# MATERIAL FOR THIS EXERCISE:
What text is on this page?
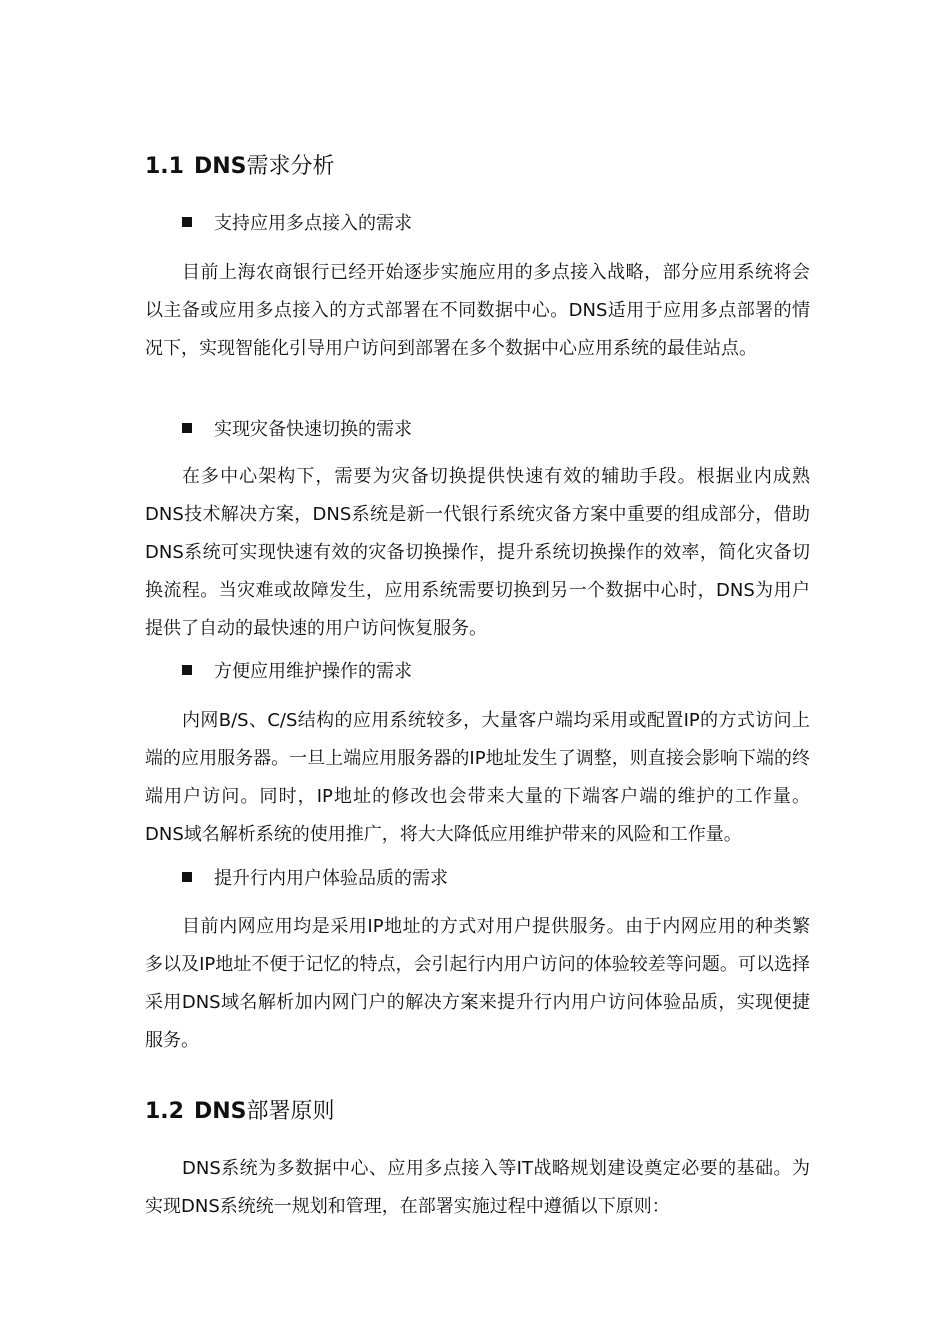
1.1 DNS需求分析
支持应用多点接入的需求

目前上海农商银行已经开始逐步实施应用的多点接入战略，部分应用系统将会以主备或应用多点接入的方式部署在不同数据中心。DNS适用于应用多点部署的情况下，实现智能化引导用户访问到部署在多个数据中心应用系统的最佳站点。

实现灾备快速切换的需求

在多中心架构下，需要为灾备切换提供快速有效的辅助手段。根据业内成熟DNS技术解决方案，DNS系统是新一代银行系统灾备方案中重要的组成部分，借助DNS系统可实现快速有效的灾备切换操作，提升系统切换操作的效率，简化灾备切换流程。当灾难或故障发生，应用系统需要切换到另一个数据中心时，DNS为用户提供了自动的最快速的用户访问恢复服务。

方便应用维护操作的需求

内网B/S、C/S结构的应用系统较多，大量客户端均采用或配置IP的方式访问上端的应用服务器。一旦上端应用服务器的IP地址发生了调整，则直接会影响下端的终端用户访问。同时，IP地址的修改也会带来大量的下端客户端的维护的工作量。DNS域名解析系统的使用推广，将大大降低应用维护带来的风险和工作量。

提升行内用户体验品质的需求

目前内网应用均是采用IP地址的方式对用户提供服务。由于内网应用的种类繁多以及IP地址不便于记忆的特点，会引起行内用户访问的体验较差等问题。可以选择采用DNS域名解析加内网门户的解决方案来提升行内用户访问体验品质，实现便捷服务。

1.2 DNS部署原则

DNS系统为多数据中心、应用多点接入等IT战略规划建设奠定必要的基础。为实现DNS系统统一规划和管理，在部署实施过程中遵循以下原则：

# WHAT THE TASK REQUIRES:
Transcribe every record above exactly as written, leaving out any pictures.

# TASK RESPONSE:
What text is on this page?
1.1 DNS需求分析
支持应用多点接入的需求

目前上海农商银行已经开始逐步实施应用的多点接入战略，部分应用系统将会以主备或应用多点接入的方式部署在不同数据中心。DNS适用于应用多点部署的情况下，实现智能化引导用户访问到部署在多个数据中心应用系统的最佳站点。

实现灾备快速切换的需求

在多中心架构下，需要为灾备切换提供快速有效的辅助手段。根据业内成熟DNS技术解决方案，DNS系统是新一代银行系统灾备方案中重要的组成部分，借助DNS系统可实现快速有效的灾备切换操作，提升系统切换操作的效率，简化灾备切换流程。当灾难或故障发生，应用系统需要切换到另一个数据中心时，DNS为用户提供了自动的最快速的用户访问恢复服务。

方便应用维护操作的需求

内网B/S、C/S结构的应用系统较多，大量客户端均采用或配置IP的方式访问上端的应用服务器。一旦上端应用服务器的IP地址发生了调整，则直接会影响下端的终端用户访问。同时，IP地址的修改也会带来大量的下端客户端的维护的工作量。DNS域名解析系统的使用推广，将大大降低应用维护带来的风险和工作量。

提升行内用户体验品质的需求

目前内网应用均是采用IP地址的方式对用户提供服务。由于内网应用的种类繁多以及IP地址不便于记忆的特点，会引起行内用户访问的体验较差等问题。可以选择采用DNS域名解析加内网门户的解决方案来提升行内用户访问体验品质，实现便捷服务。

1.2 DNS部署原则

DNS系统为多数据中心、应用多点接入等IT战略规划建设奠定必要的基础。为实现DNS系统统一规划和管理，在部署实施过程中遵循以下原则：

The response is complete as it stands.